### Short task
Give every line again exactly as it appears, please, but not the pictures.

━━ Exercise input ━━

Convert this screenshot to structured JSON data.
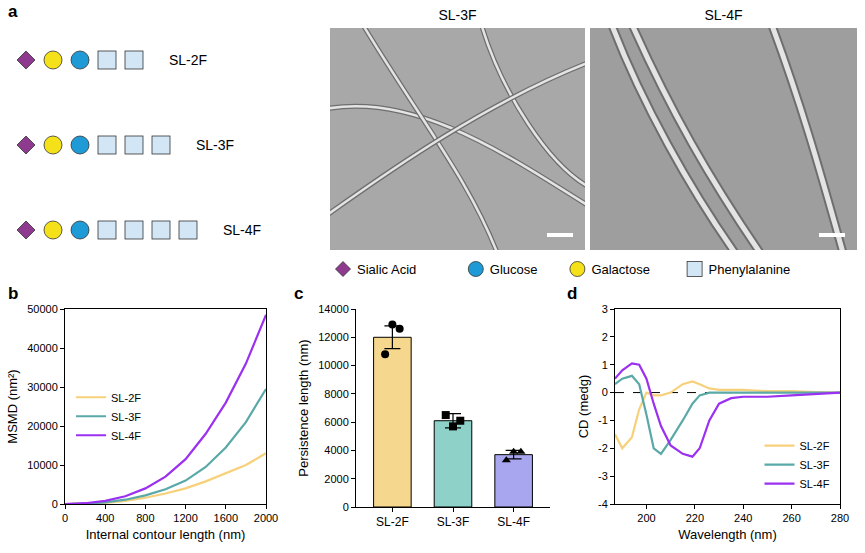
{
  "panel_a": {
    "panel": "a",
    "constructs": [
      {
        "label": "SL-2F",
        "units": [
          "Sialic Acid",
          "Galactose",
          "Glucose",
          "Phenylalanine",
          "Phenylalanine"
        ]
      },
      {
        "label": "SL-3F",
        "units": [
          "Sialic Acid",
          "Galactose",
          "Glucose",
          "Phenylalanine",
          "Phenylalanine",
          "Phenylalanine"
        ]
      },
      {
        "label": "SL-4F",
        "units": [
          "Sialic Acid",
          "Galactose",
          "Glucose",
          "Phenylalanine",
          "Phenylalanine",
          "Phenylalanine",
          "Phenylalanine"
        ]
      }
    ],
    "images": [
      "SL-3F",
      "SL-4F"
    ],
    "key": [
      {
        "name": "Sialic Acid",
        "shape": "diamond",
        "color": "#8E3A8E"
      },
      {
        "name": "Glucose",
        "shape": "circle",
        "color": "#1E9BD7"
      },
      {
        "name": "Galactose",
        "shape": "circle",
        "color": "#F4E11A"
      },
      {
        "name": "Phenylalanine",
        "shape": "square",
        "color": "#D2E6F5"
      }
    ]
  },
  "chart_data": [
    {
      "panel": "b",
      "type": "line",
      "x_label": "Internal contour length (nm)",
      "y_label": "MSMD (nm²)",
      "x": [
        0,
        200,
        400,
        600,
        800,
        1000,
        1200,
        1400,
        1600,
        1800,
        2000
      ],
      "series": [
        {
          "name": "SL-2F",
          "color": "#F7D17A",
          "values": [
            0,
            80,
            300,
            800,
            1600,
            2700,
            4000,
            5800,
            7800,
            10000,
            13000
          ]
        },
        {
          "name": "SL-3F",
          "color": "#5AA9A8",
          "values": [
            0,
            100,
            400,
            1100,
            2200,
            3800,
            6000,
            9500,
            14500,
            21000,
            29500
          ]
        },
        {
          "name": "SL-4F",
          "color": "#9B30F0",
          "values": [
            0,
            200,
            800,
            2000,
            4000,
            7000,
            11500,
            18000,
            26000,
            36000,
            48500
          ]
        }
      ],
      "xlim": [
        0,
        2000
      ],
      "xticks": [
        0,
        400,
        800,
        1200,
        1600,
        2000
      ],
      "ylim": [
        0,
        50000
      ],
      "yticks": [
        0,
        10000,
        20000,
        30000,
        40000,
        50000
      ],
      "grid": false,
      "legend": "center left"
    },
    {
      "panel": "c",
      "type": "bar",
      "y_label": "Persistence length (nm)",
      "categories": [
        "SL-2F",
        "SL-3F",
        "SL-4F"
      ],
      "values": [
        12000,
        6100,
        3700
      ],
      "errors": [
        800,
        500,
        300
      ],
      "points": [
        [
          10800,
          12900,
          12600
        ],
        [
          6500,
          5700,
          6100
        ],
        [
          3300,
          3900,
          3900
        ]
      ],
      "colors": [
        "#F5D78E",
        "#8ED1C9",
        "#A9A6F0"
      ],
      "ylim": [
        0,
        14000
      ],
      "yticks": [
        0,
        2000,
        4000,
        6000,
        8000,
        10000,
        12000,
        14000
      ],
      "grid": false
    },
    {
      "panel": "d",
      "type": "line",
      "x_label": "Wavelength (nm)",
      "y_label": "CD (medg)",
      "x": [
        187,
        190,
        194,
        197,
        200,
        203,
        206,
        210,
        215,
        219,
        222,
        226,
        230,
        235,
        240,
        250,
        260,
        270,
        280
      ],
      "series": [
        {
          "name": "SL-2F",
          "color": "#F7D17A",
          "values": [
            -1.5,
            -2.0,
            -1.6,
            -0.6,
            0.0,
            -0.1,
            -0.1,
            0.0,
            0.3,
            0.4,
            0.3,
            0.15,
            0.1,
            0.1,
            0.1,
            0.05,
            0.05,
            0.02,
            0.0
          ]
        },
        {
          "name": "SL-3F",
          "color": "#5AA9A8",
          "values": [
            0.3,
            0.5,
            0.6,
            0.3,
            -0.8,
            -2.0,
            -2.2,
            -1.7,
            -1.0,
            -0.4,
            -0.1,
            0.0,
            0.0,
            0.0,
            0.0,
            0.0,
            0.0,
            0.0,
            0.0
          ]
        },
        {
          "name": "SL-4F",
          "color": "#9B30F0",
          "values": [
            0.5,
            0.8,
            1.05,
            1.0,
            0.5,
            -0.4,
            -1.2,
            -1.9,
            -2.2,
            -2.3,
            -2.0,
            -1.0,
            -0.4,
            -0.2,
            -0.15,
            -0.15,
            -0.1,
            -0.05,
            0.0
          ]
        }
      ],
      "reference_line": 0,
      "xlim": [
        187,
        280
      ],
      "xticks": [
        200,
        220,
        240,
        260,
        280
      ],
      "ylim": [
        -4,
        3
      ],
      "yticks": [
        -4,
        -3,
        -2,
        -1,
        0,
        1,
        2,
        3
      ],
      "grid": false,
      "legend": "lower right"
    }
  ]
}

━━━

### Result of the task
Convert this screenshot to structured JSON data.
{
  "panel_a": {
    "panel": "a",
    "constructs": [
      {
        "label": "SL-2F",
        "units": [
          "Sialic Acid",
          "Galactose",
          "Glucose",
          "Phenylalanine",
          "Phenylalanine"
        ]
      },
      {
        "label": "SL-3F",
        "units": [
          "Sialic Acid",
          "Galactose",
          "Glucose",
          "Phenylalanine",
          "Phenylalanine",
          "Phenylalanine"
        ]
      },
      {
        "label": "SL-4F",
        "units": [
          "Sialic Acid",
          "Galactose",
          "Glucose",
          "Phenylalanine",
          "Phenylalanine",
          "Phenylalanine",
          "Phenylalanine"
        ]
      }
    ],
    "images": [
      "SL-3F",
      "SL-4F"
    ],
    "key": [
      {
        "name": "Sialic Acid",
        "shape": "diamond",
        "color": "#8E3A8E"
      },
      {
        "name": "Glucose",
        "shape": "circle",
        "color": "#1E9BD7"
      },
      {
        "name": "Galactose",
        "shape": "circle",
        "color": "#F4E11A"
      },
      {
        "name": "Phenylalanine",
        "shape": "square",
        "color": "#D2E6F5"
      }
    ]
  },
  "chart_data": [
    {
      "panel": "b",
      "type": "line",
      "x_label": "Internal contour length (nm)",
      "y_label": "MSMD (nm²)",
      "x": [
        0,
        200,
        400,
        600,
        800,
        1000,
        1200,
        1400,
        1600,
        1800,
        2000
      ],
      "series": [
        {
          "name": "SL-2F",
          "color": "#F7D17A",
          "values": [
            0,
            80,
            300,
            800,
            1600,
            2700,
            4000,
            5800,
            7800,
            10000,
            13000
          ]
        },
        {
          "name": "SL-3F",
          "color": "#5AA9A8",
          "values": [
            0,
            100,
            400,
            1100,
            2200,
            3800,
            6000,
            9500,
            14500,
            21000,
            29500
          ]
        },
        {
          "name": "SL-4F",
          "color": "#9B30F0",
          "values": [
            0,
            200,
            800,
            2000,
            4000,
            7000,
            11500,
            18000,
            26000,
            36000,
            48500
          ]
        }
      ],
      "xlim": [
        0,
        2000
      ],
      "xticks": [
        0,
        400,
        800,
        1200,
        1600,
        2000
      ],
      "ylim": [
        0,
        50000
      ],
      "yticks": [
        0,
        10000,
        20000,
        30000,
        40000,
        50000
      ],
      "grid": false,
      "legend": "center left"
    },
    {
      "panel": "c",
      "type": "bar",
      "y_label": "Persistence length (nm)",
      "categories": [
        "SL-2F",
        "SL-3F",
        "SL-4F"
      ],
      "values": [
        12000,
        6100,
        3700
      ],
      "errors": [
        800,
        500,
        300
      ],
      "points": [
        [
          10800,
          12900,
          12600
        ],
        [
          6500,
          5700,
          6100
        ],
        [
          3300,
          3900,
          3900
        ]
      ],
      "colors": [
        "#F5D78E",
        "#8ED1C9",
        "#A9A6F0"
      ],
      "ylim": [
        0,
        14000
      ],
      "yticks": [
        0,
        2000,
        4000,
        6000,
        8000,
        10000,
        12000,
        14000
      ],
      "grid": false
    },
    {
      "panel": "d",
      "type": "line",
      "x_label": "Wavelength (nm)",
      "y_label": "CD (medg)",
      "x": [
        187,
        190,
        194,
        197,
        200,
        203,
        206,
        210,
        215,
        219,
        222,
        226,
        230,
        235,
        240,
        250,
        260,
        270,
        280
      ],
      "series": [
        {
          "name": "SL-2F",
          "color": "#F7D17A",
          "values": [
            -1.5,
            -2.0,
            -1.6,
            -0.6,
            0.0,
            -0.1,
            -0.1,
            0.0,
            0.3,
            0.4,
            0.3,
            0.15,
            0.1,
            0.1,
            0.1,
            0.05,
            0.05,
            0.02,
            0.0
          ]
        },
        {
          "name": "SL-3F",
          "color": "#5AA9A8",
          "values": [
            0.3,
            0.5,
            0.6,
            0.3,
            -0.8,
            -2.0,
            -2.2,
            -1.7,
            -1.0,
            -0.4,
            -0.1,
            0.0,
            0.0,
            0.0,
            0.0,
            0.0,
            0.0,
            0.0,
            0.0
          ]
        },
        {
          "name": "SL-4F",
          "color": "#9B30F0",
          "values": [
            0.5,
            0.8,
            1.05,
            1.0,
            0.5,
            -0.4,
            -1.2,
            -1.9,
            -2.2,
            -2.3,
            -2.0,
            -1.0,
            -0.4,
            -0.2,
            -0.15,
            -0.15,
            -0.1,
            -0.05,
            0.0
          ]
        }
      ],
      "reference_line": 0,
      "xlim": [
        187,
        280
      ],
      "xticks": [
        200,
        220,
        240,
        260,
        280
      ],
      "ylim": [
        -4,
        3
      ],
      "yticks": [
        -4,
        -3,
        -2,
        -1,
        0,
        1,
        2,
        3
      ],
      "grid": false,
      "legend": "lower right"
    }
  ]
}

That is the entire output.